Required task → Could you reproduce the listing below word for word, leaving the pictures out?

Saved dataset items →
________

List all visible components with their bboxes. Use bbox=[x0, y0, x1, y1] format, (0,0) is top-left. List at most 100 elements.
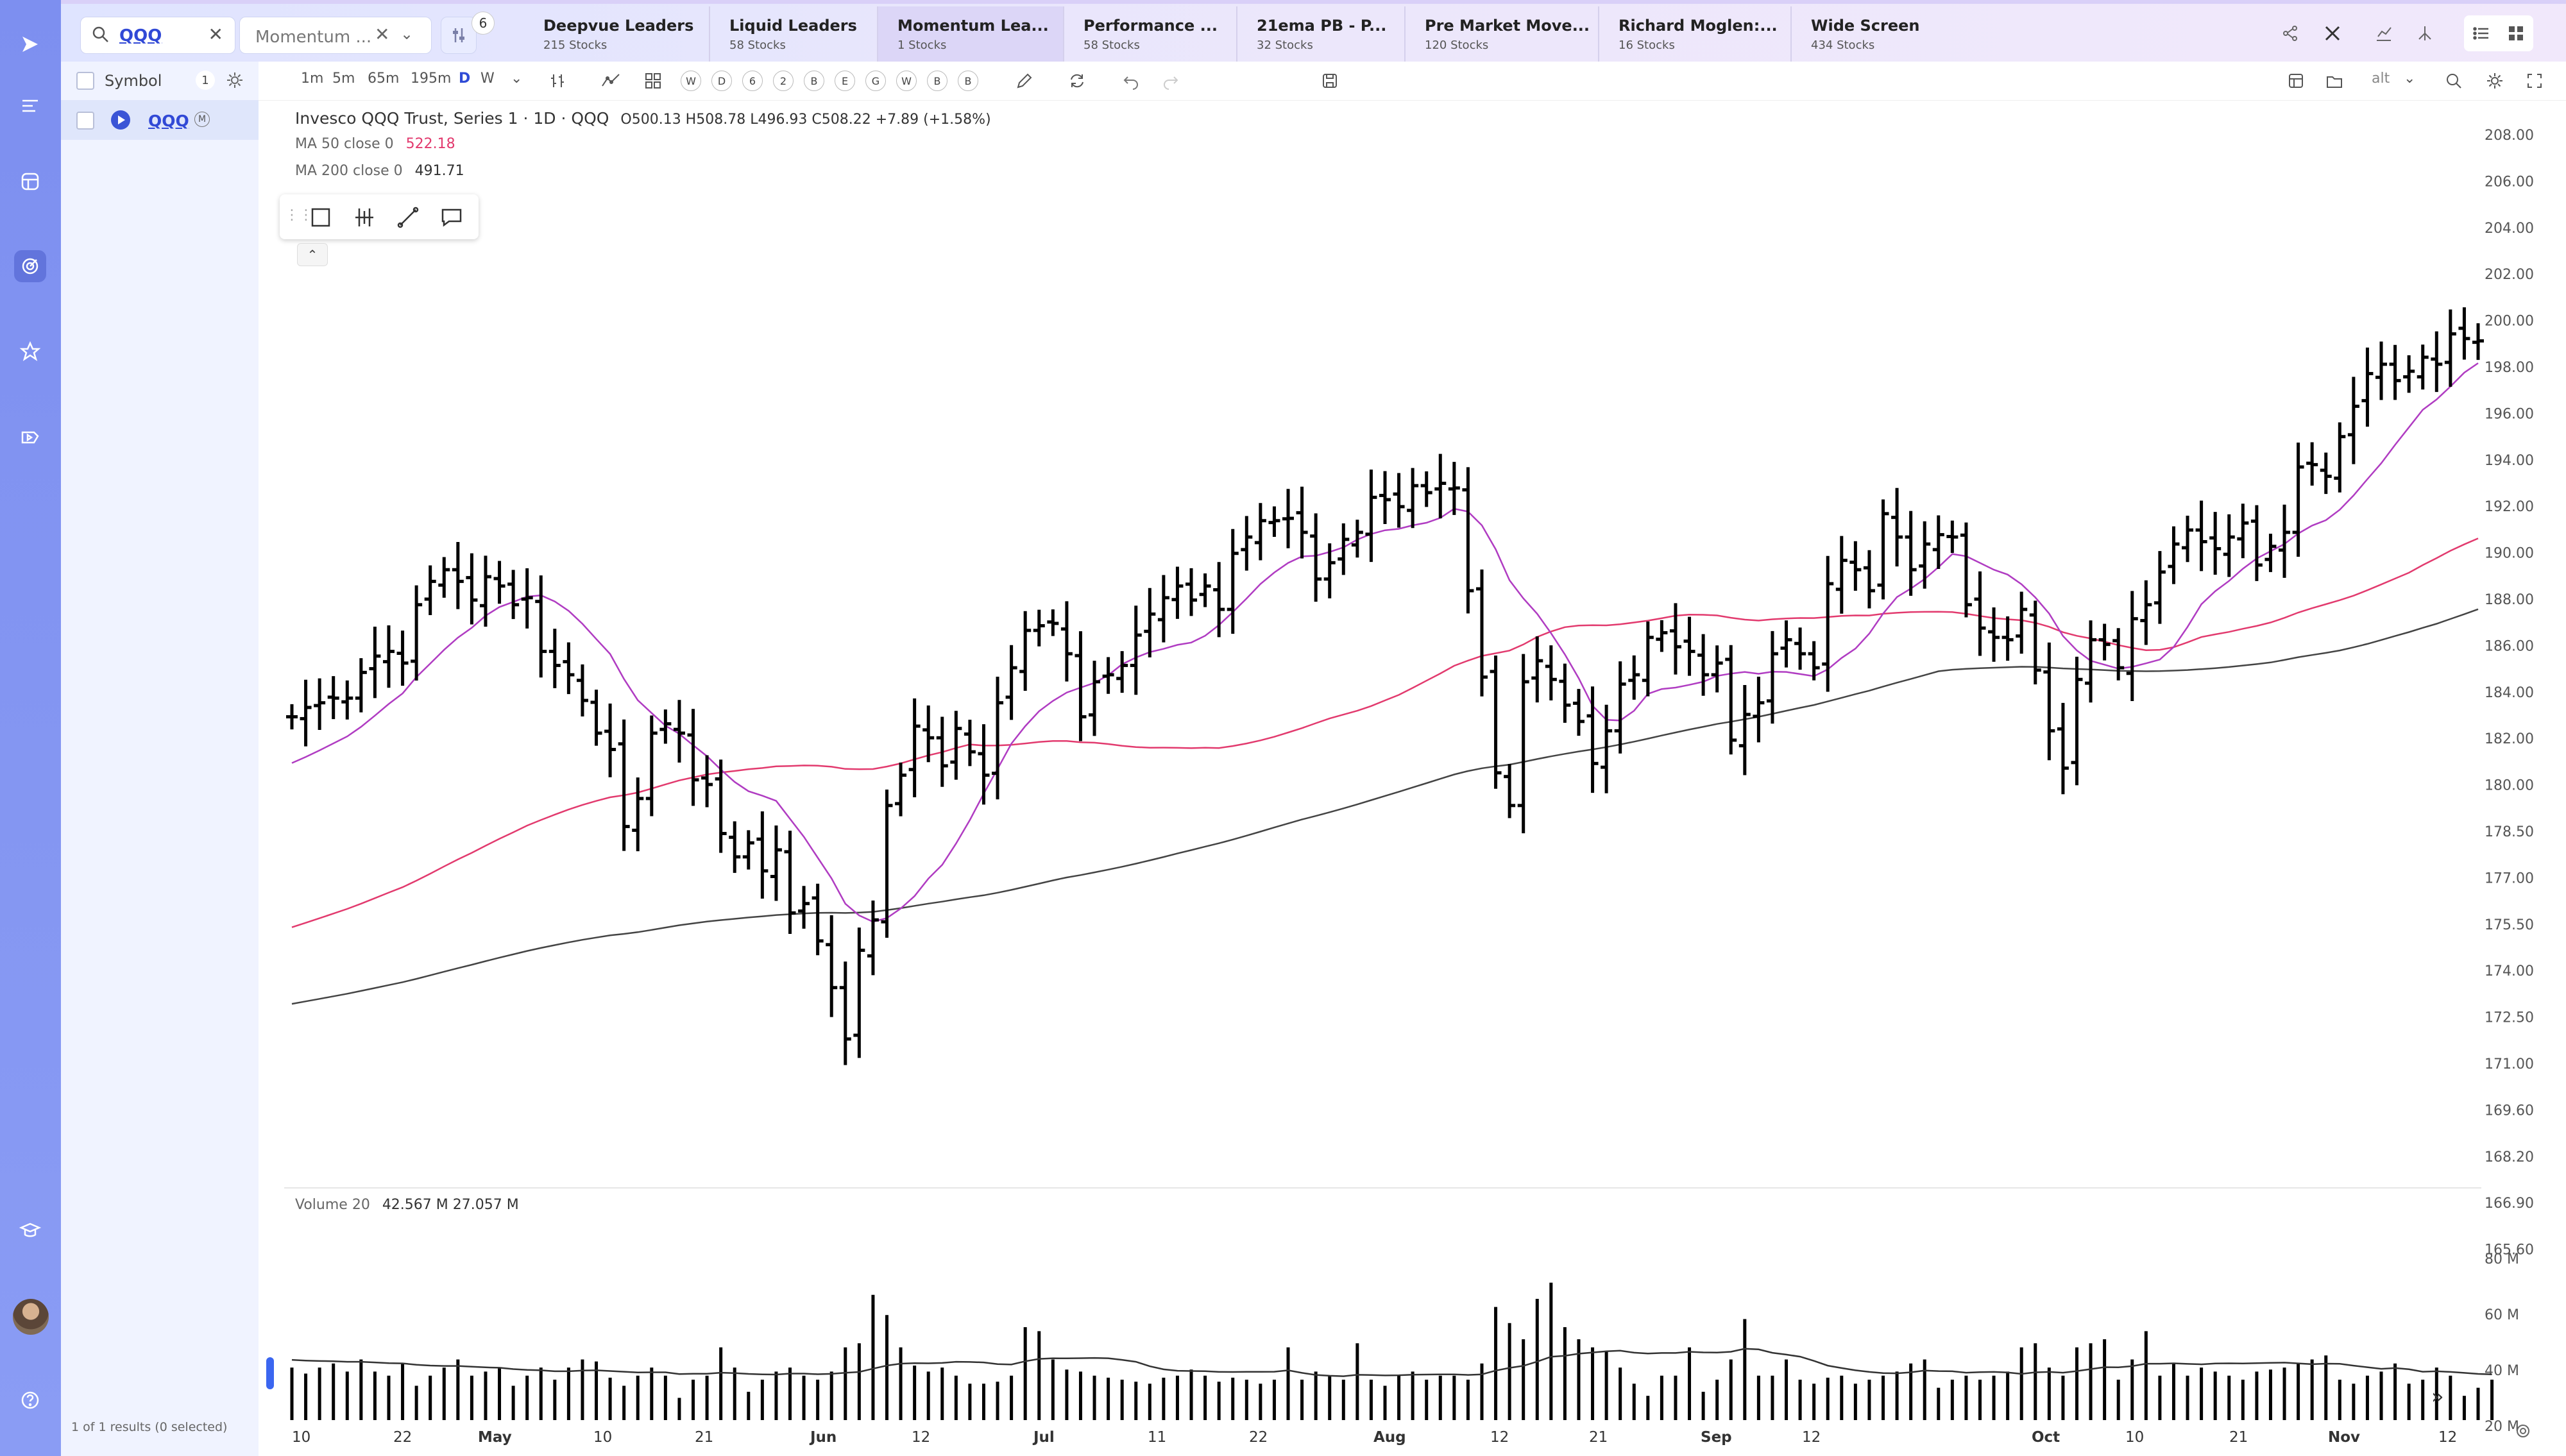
drag-handle-icon[interactable]: ⋮⋮ bbox=[285, 207, 313, 223]
layout-icon[interactable] bbox=[2287, 72, 2305, 90]
symbol-search[interactable]: QQQ ✕ bbox=[80, 17, 235, 54]
column-header-symbol[interactable]: Symbol bbox=[105, 72, 162, 90]
folder-icon[interactable] bbox=[2325, 72, 2343, 90]
collapse-legend-button[interactable]: ⌃ bbox=[297, 243, 328, 266]
list-view-icon[interactable] bbox=[2464, 15, 2499, 51]
fullscreen-icon[interactable] bbox=[2526, 72, 2544, 90]
ma50-legend[interactable]: MA 50 close 0 522.18 bbox=[295, 136, 455, 152]
share-icon[interactable] bbox=[2274, 15, 2306, 51]
select-all-checkbox[interactable] bbox=[76, 72, 94, 90]
undo-icon[interactable] bbox=[1122, 72, 1140, 90]
annotation-tool-icon[interactable] bbox=[440, 206, 463, 229]
tab-performance[interactable]: Performance ... 58 Stocks bbox=[1064, 6, 1237, 63]
tab-liquid-leaders[interactable]: Liquid Leaders 58 Stocks bbox=[710, 6, 878, 63]
preset-button[interactable]: W bbox=[896, 71, 917, 91]
info-icon[interactable]: M bbox=[194, 112, 210, 127]
compare-icon[interactable] bbox=[2409, 15, 2441, 51]
drawing-toolbar: ⋮⋮ bbox=[280, 194, 479, 239]
trendline-tool-icon[interactable] bbox=[396, 206, 420, 229]
refresh-icon[interactable] bbox=[1068, 72, 1086, 90]
price-chart[interactable]: 208.00 206.00 204.00 202.00 200.00 198.00 196.… bbox=[259, 62, 2566, 1456]
ohlc-bar bbox=[1891, 487, 1903, 567]
tab-deepvue-leaders[interactable]: Deepvue Leaders 215 Stocks bbox=[524, 6, 710, 63]
ohlc-bar bbox=[1531, 636, 1543, 703]
row-symbol[interactable]: QQQ bbox=[148, 112, 189, 130]
ma200-legend[interactable]: MA 200 close 0 491.71 bbox=[295, 163, 464, 179]
tab-count: 215 Stocks bbox=[543, 38, 608, 52]
timeframe-w[interactable]: W bbox=[480, 71, 495, 87]
chart-layout-icon[interactable] bbox=[2368, 15, 2400, 51]
help-icon[interactable] bbox=[14, 1384, 46, 1416]
search-input[interactable]: QQQ bbox=[119, 26, 162, 46]
tab-richard-moglen[interactable]: Richard Moglen:... 16 Stocks bbox=[1599, 6, 1792, 63]
scroll-to-latest-icon[interactable]: » bbox=[2431, 1384, 2444, 1409]
chevron-down-icon[interactable]: ⌄ bbox=[2404, 71, 2416, 87]
gear-icon[interactable] bbox=[2486, 72, 2504, 90]
tab-21ema-pb[interactable]: 21ema PB - P... 32 Stocks bbox=[1237, 6, 1406, 63]
screener-icon[interactable] bbox=[14, 250, 46, 282]
chart-settings-icon[interactable] bbox=[2515, 1423, 2531, 1439]
timeframe-d[interactable]: D bbox=[459, 71, 471, 87]
alt-label[interactable]: alt bbox=[2372, 71, 2390, 87]
preset-button[interactable]: 6 bbox=[742, 71, 763, 91]
volume-ma-line bbox=[291, 1348, 2492, 1377]
chevron-down-icon[interactable]: ⌄ bbox=[400, 25, 414, 43]
menu-icon[interactable] bbox=[14, 90, 46, 122]
preset-button[interactable]: G bbox=[865, 71, 886, 91]
tab-wide-screen[interactable]: Wide Screen 434 Stocks bbox=[1792, 6, 1958, 63]
chevron-down-icon[interactable]: ⌄ bbox=[511, 71, 523, 87]
ohlc-bar bbox=[2154, 551, 2166, 624]
list-item[interactable]: QQQ M bbox=[61, 100, 259, 140]
list-select[interactable]: Momentum ... ✕ ⌄ bbox=[239, 17, 432, 54]
ohlc-bar bbox=[1434, 453, 1447, 519]
x-twitter-icon[interactable] bbox=[2316, 15, 2349, 51]
preset-button[interactable]: 2 bbox=[773, 71, 794, 91]
measure-tool-icon[interactable] bbox=[353, 206, 376, 229]
timeframe-65m[interactable]: 65m bbox=[368, 71, 400, 87]
timeframe-5m[interactable]: 5m bbox=[332, 71, 355, 87]
ohlc-bar bbox=[2250, 505, 2263, 581]
indicators-icon[interactable] bbox=[601, 72, 620, 90]
redo-icon[interactable] bbox=[1162, 72, 1180, 90]
user-avatar[interactable] bbox=[13, 1299, 49, 1335]
preset-button[interactable]: E bbox=[835, 71, 855, 91]
timeframe-1m[interactable]: 1m bbox=[301, 71, 324, 87]
tab-momentum-leaders[interactable]: Momentum Lea... 1 Stocks bbox=[878, 6, 1064, 63]
ohlc-bar bbox=[1310, 513, 1322, 602]
ohlc-bar bbox=[839, 961, 851, 1065]
timeframe-195m[interactable]: 195m bbox=[411, 71, 452, 87]
video-icon[interactable] bbox=[14, 421, 46, 453]
tab-pre-market-movers[interactable]: Pre Market Move... 120 Stocks bbox=[1406, 6, 1599, 63]
x-tick-label: 22 bbox=[393, 1429, 412, 1446]
row-checkbox[interactable] bbox=[76, 112, 94, 130]
save-icon[interactable] bbox=[1321, 72, 1339, 90]
pane-handle[interactable] bbox=[266, 1357, 274, 1389]
pencil-icon[interactable] bbox=[1015, 72, 1033, 90]
rectangle-tool-icon[interactable] bbox=[309, 206, 332, 229]
gear-icon[interactable] bbox=[225, 71, 244, 90]
y-tick-label: 180.00 bbox=[2485, 778, 2534, 794]
ohlc-bar bbox=[826, 915, 838, 1017]
play-icon[interactable] bbox=[110, 109, 132, 131]
bar-style-icon[interactable] bbox=[548, 72, 566, 90]
ma200-line bbox=[291, 608, 2479, 1005]
star-icon[interactable] bbox=[14, 335, 46, 368]
tab-count: 120 Stocks bbox=[1425, 38, 1489, 52]
preset-button[interactable]: B bbox=[958, 71, 978, 91]
watchlist-icon[interactable] bbox=[14, 165, 46, 198]
preset-button[interactable]: B bbox=[804, 71, 824, 91]
volume-legend[interactable]: Volume 20 42.567 M 27.057 M bbox=[295, 1197, 519, 1213]
preset-button[interactable]: D bbox=[711, 71, 732, 91]
clear-search-icon[interactable]: ✕ bbox=[208, 24, 223, 45]
tab-name: Richard Moglen:... bbox=[1619, 17, 1778, 35]
logo-icon[interactable] bbox=[14, 28, 46, 60]
templates-icon[interactable] bbox=[644, 72, 662, 90]
filter-button[interactable] bbox=[441, 17, 477, 54]
preset-button[interactable]: W bbox=[681, 71, 701, 91]
y-tick-label: 184.00 bbox=[2485, 685, 2534, 701]
clear-list-icon[interactable]: ✕ bbox=[375, 24, 390, 45]
zoom-icon[interactable] bbox=[2445, 72, 2463, 90]
preset-button[interactable]: B bbox=[927, 71, 947, 91]
grid-view-icon[interactable] bbox=[2499, 15, 2533, 51]
education-icon[interactable] bbox=[14, 1214, 46, 1246]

________

Worked answer →
List all visible components with their bboxes. Use bbox=[x0, y0, x1, y1] format, (0,0) is top-left. List at most 100 elements.
drag-handle-icon[interactable]: ⋮⋮ bbox=[285, 207, 313, 223]
layout-icon[interactable] bbox=[2287, 72, 2305, 90]
symbol-search[interactable]: QQQ ✕ bbox=[80, 17, 235, 54]
column-header-symbol[interactable]: Symbol bbox=[105, 72, 162, 90]
folder-icon[interactable] bbox=[2325, 72, 2343, 90]
collapse-legend-button[interactable]: ⌃ bbox=[297, 243, 328, 266]
list-view-icon[interactable] bbox=[2464, 15, 2499, 51]
fullscreen-icon[interactable] bbox=[2526, 72, 2544, 90]
ma50-legend[interactable]: MA 50 close 0 522.18 bbox=[295, 136, 455, 152]
share-icon[interactable] bbox=[2274, 15, 2306, 51]
select-all-checkbox[interactable] bbox=[76, 72, 94, 90]
undo-icon[interactable] bbox=[1122, 72, 1140, 90]
annotation-tool-icon[interactable] bbox=[440, 206, 463, 229]
tab-performance[interactable]: Performance ... 58 Stocks bbox=[1064, 6, 1237, 63]
tab-liquid-leaders[interactable]: Liquid Leaders 58 Stocks bbox=[710, 6, 878, 63]
preset-button[interactable]: W bbox=[896, 71, 917, 91]
info-icon[interactable]: M bbox=[194, 112, 210, 127]
compare-icon[interactable] bbox=[2409, 15, 2441, 51]
drawing-toolbar: ⋮⋮ bbox=[280, 194, 479, 239]
trendline-tool-icon[interactable] bbox=[396, 206, 420, 229]
refresh-icon[interactable] bbox=[1068, 72, 1086, 90]
price-chart[interactable]: 208.00 206.00 204.00 202.00 200.00 198.00 196.… bbox=[259, 62, 2566, 1456]
ohlc-bar bbox=[1891, 487, 1903, 567]
tab-deepvue-leaders[interactable]: Deepvue Leaders 215 Stocks bbox=[524, 6, 710, 63]
ohlc-bar bbox=[1531, 636, 1543, 703]
row-symbol[interactable]: QQQ bbox=[148, 112, 189, 130]
ma200-legend[interactable]: MA 200 close 0 491.71 bbox=[295, 163, 464, 179]
tab-count: 215 Stocks bbox=[543, 38, 608, 52]
timeframe-w[interactable]: W bbox=[480, 71, 495, 87]
chart-layout-icon[interactable] bbox=[2368, 15, 2400, 51]
help-icon[interactable] bbox=[14, 1384, 46, 1416]
search-input[interactable]: QQQ bbox=[119, 26, 162, 46]
tab-richard-moglen[interactable]: Richard Moglen:... 16 Stocks bbox=[1599, 6, 1792, 63]
scroll-to-latest-icon[interactable]: » bbox=[2431, 1384, 2444, 1409]
chevron-down-icon[interactable]: ⌄ bbox=[2404, 71, 2416, 87]
gear-icon[interactable] bbox=[2486, 72, 2504, 90]
tab-21ema-pb[interactable]: 21ema PB - P... 32 Stocks bbox=[1237, 6, 1406, 63]
screener-icon[interactable] bbox=[14, 250, 46, 282]
chart-settings-icon[interactable] bbox=[2515, 1423, 2531, 1439]
timeframe-d[interactable]: D bbox=[459, 71, 471, 87]
alt-label[interactable]: alt bbox=[2372, 71, 2390, 87]
preset-button[interactable]: 6 bbox=[742, 71, 763, 91]
volume-ma-line bbox=[291, 1348, 2492, 1377]
chevron-down-icon[interactable]: ⌄ bbox=[400, 25, 414, 43]
menu-icon[interactable] bbox=[14, 90, 46, 122]
preset-button[interactable]: G bbox=[865, 71, 886, 91]
tab-wide-screen[interactable]: Wide Screen 434 Stocks bbox=[1792, 6, 1958, 63]
chevron-down-icon[interactable]: ⌄ bbox=[511, 71, 523, 87]
ohlc-bar bbox=[2154, 551, 2166, 624]
list-item[interactable]: QQQ M bbox=[61, 100, 259, 140]
list-select[interactable]: Momentum ... ✕ ⌄ bbox=[239, 17, 432, 54]
ohlc-bar bbox=[1434, 453, 1447, 519]
x-twitter-icon[interactable] bbox=[2316, 15, 2349, 51]
preset-button[interactable]: 2 bbox=[773, 71, 794, 91]
measure-tool-icon[interactable] bbox=[353, 206, 376, 229]
timeframe-65m[interactable]: 65m bbox=[368, 71, 400, 87]
timeframe-5m[interactable]: 5m bbox=[332, 71, 355, 87]
ohlc-bar bbox=[2250, 505, 2263, 581]
indicators-icon[interactable] bbox=[601, 72, 620, 90]
redo-icon[interactable] bbox=[1162, 72, 1180, 90]
user-avatar[interactable] bbox=[13, 1299, 49, 1335]
preset-button[interactable]: E bbox=[835, 71, 855, 91]
timeframe-1m[interactable]: 1m bbox=[301, 71, 324, 87]
tab-momentum-leaders[interactable]: Momentum Lea... 1 Stocks bbox=[878, 6, 1064, 63]
ohlc-bar bbox=[1310, 513, 1322, 602]
ohlc-bar bbox=[839, 961, 851, 1065]
timeframe-195m[interactable]: 195m bbox=[411, 71, 452, 87]
video-icon[interactable] bbox=[14, 421, 46, 453]
tab-pre-market-movers[interactable]: Pre Market Move... 120 Stocks bbox=[1406, 6, 1599, 63]
x-tick-label: 22 bbox=[393, 1429, 412, 1446]
row-checkbox[interactable] bbox=[76, 112, 94, 130]
save-icon[interactable] bbox=[1321, 72, 1339, 90]
pane-handle[interactable] bbox=[266, 1357, 274, 1389]
pencil-icon[interactable] bbox=[1015, 72, 1033, 90]
rectangle-tool-icon[interactable] bbox=[309, 206, 332, 229]
gear-icon[interactable] bbox=[225, 71, 244, 90]
y-tick-label: 180.00 bbox=[2485, 778, 2534, 794]
ohlc-bar bbox=[826, 915, 838, 1017]
play-icon[interactable] bbox=[110, 109, 132, 131]
bar-style-icon[interactable] bbox=[548, 72, 566, 90]
ma200-line bbox=[291, 608, 2479, 1005]
star-icon[interactable] bbox=[14, 335, 46, 368]
tab-count: 120 Stocks bbox=[1425, 38, 1489, 52]
preset-button[interactable]: B bbox=[958, 71, 978, 91]
watchlist-icon[interactable] bbox=[14, 165, 46, 198]
preset-button[interactable]: B bbox=[804, 71, 824, 91]
volume-legend[interactable]: Volume 20 42.567 M 27.057 M bbox=[295, 1197, 519, 1213]
preset-button[interactable]: D bbox=[711, 71, 732, 91]
clear-search-icon[interactable]: ✕ bbox=[208, 24, 223, 45]
tab-name: Richard Moglen:... bbox=[1619, 17, 1778, 35]
logo-icon[interactable] bbox=[14, 28, 46, 60]
templates-icon[interactable] bbox=[644, 72, 662, 90]
filter-button[interactable] bbox=[441, 17, 477, 54]
preset-button[interactable]: W bbox=[681, 71, 701, 91]
y-tick-label: 184.00 bbox=[2485, 685, 2534, 701]
clear-list-icon[interactable]: ✕ bbox=[375, 24, 390, 45]
zoom-icon[interactable] bbox=[2445, 72, 2463, 90]
preset-button[interactable]: B bbox=[927, 71, 947, 91]
grid-view-icon[interactable] bbox=[2499, 15, 2533, 51]
education-icon[interactable] bbox=[14, 1214, 46, 1246]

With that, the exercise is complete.